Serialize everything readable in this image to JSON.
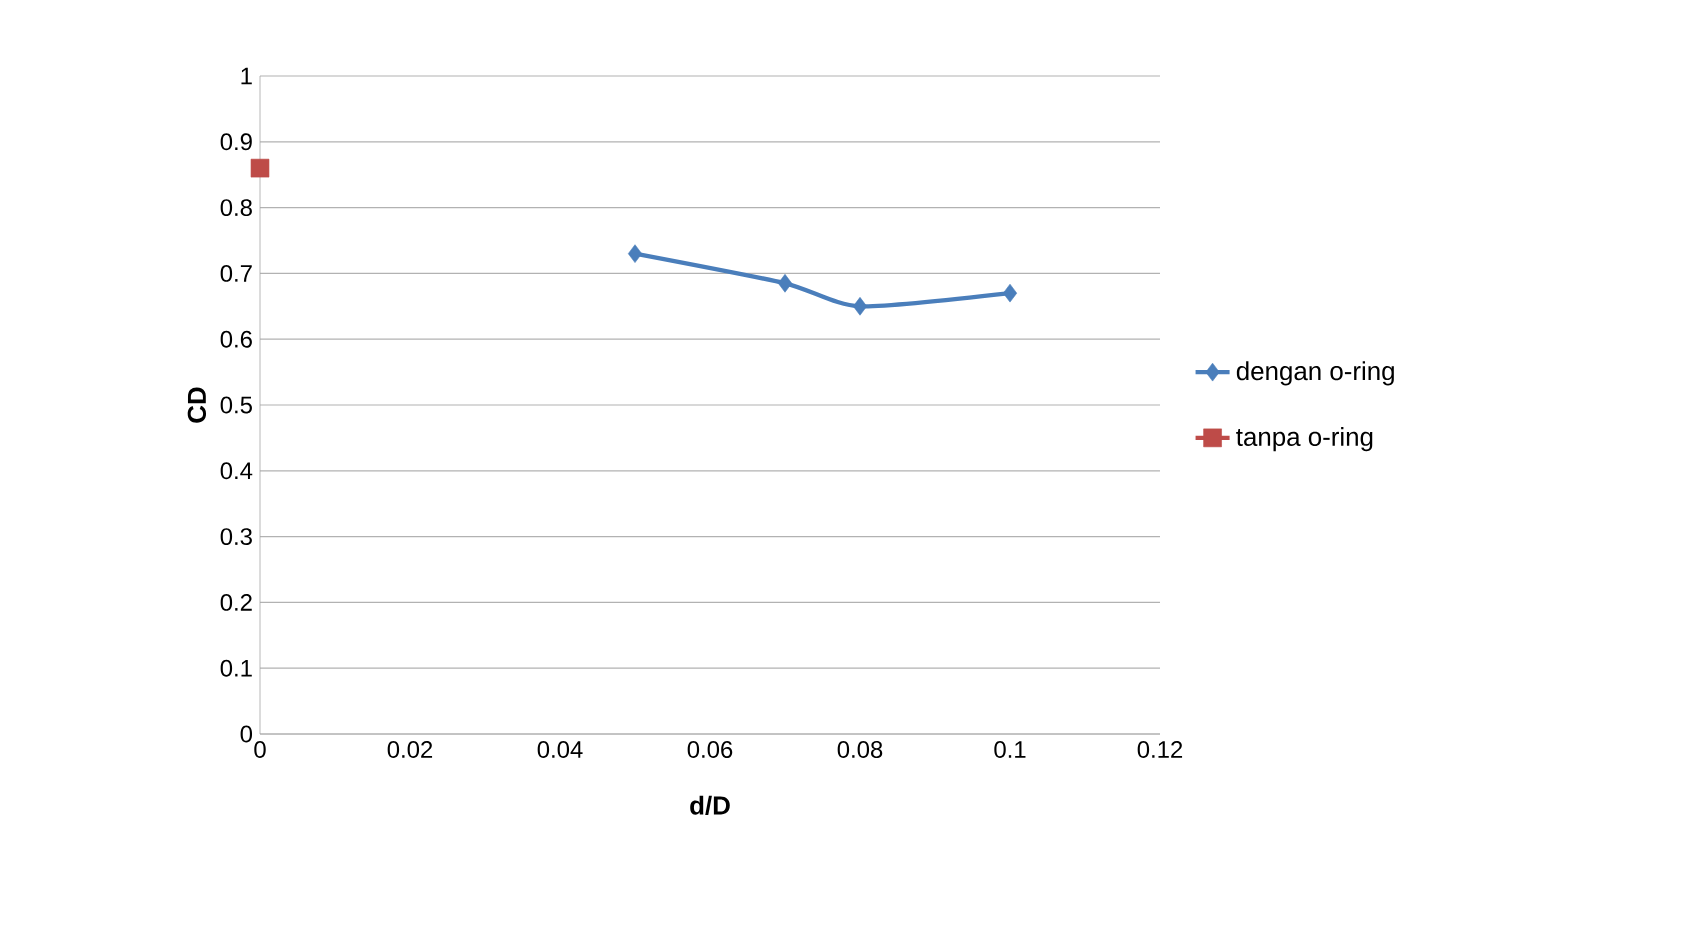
{
  "chart_data": {
    "type": "line",
    "xlabel": "d/D",
    "ylabel": "CD",
    "series": [
      {
        "name": "dengan o-ring",
        "color": "#4a7ebb",
        "marker": "diamond",
        "x": [
          0.05,
          0.07,
          0.08,
          0.1
        ],
        "values": [
          0.73,
          0.685,
          0.65,
          0.67
        ]
      },
      {
        "name": "tanpa o-ring",
        "color": "#be4b48",
        "marker": "square",
        "x": [
          0
        ],
        "values": [
          0.86
        ]
      }
    ],
    "xlim": [
      0,
      0.12
    ],
    "xticks": [
      0,
      0.02,
      0.04,
      0.06,
      0.08,
      0.1,
      0.12
    ],
    "ylim": [
      0,
      1
    ],
    "yticks": [
      0,
      0.1,
      0.2,
      0.3,
      0.4,
      0.5,
      0.6,
      0.7,
      0.8,
      0.9,
      1
    ],
    "grid": "y",
    "legend": "right"
  }
}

EXERCISE ▸ Excluding the pictures, restate the records above word for word.

RESULT BELOW ▸
Serialize everything readable in this image to JSON.
{
  "chart_data": {
    "type": "line",
    "xlabel": "d/D",
    "ylabel": "CD",
    "series": [
      {
        "name": "dengan o-ring",
        "color": "#4a7ebb",
        "marker": "diamond",
        "x": [
          0.05,
          0.07,
          0.08,
          0.1
        ],
        "values": [
          0.73,
          0.685,
          0.65,
          0.67
        ]
      },
      {
        "name": "tanpa o-ring",
        "color": "#be4b48",
        "marker": "square",
        "x": [
          0
        ],
        "values": [
          0.86
        ]
      }
    ],
    "xlim": [
      0,
      0.12
    ],
    "xticks": [
      0,
      0.02,
      0.04,
      0.06,
      0.08,
      0.1,
      0.12
    ],
    "ylim": [
      0,
      1
    ],
    "yticks": [
      0,
      0.1,
      0.2,
      0.3,
      0.4,
      0.5,
      0.6,
      0.7,
      0.8,
      0.9,
      1
    ],
    "grid": "y",
    "legend": "right"
  }
}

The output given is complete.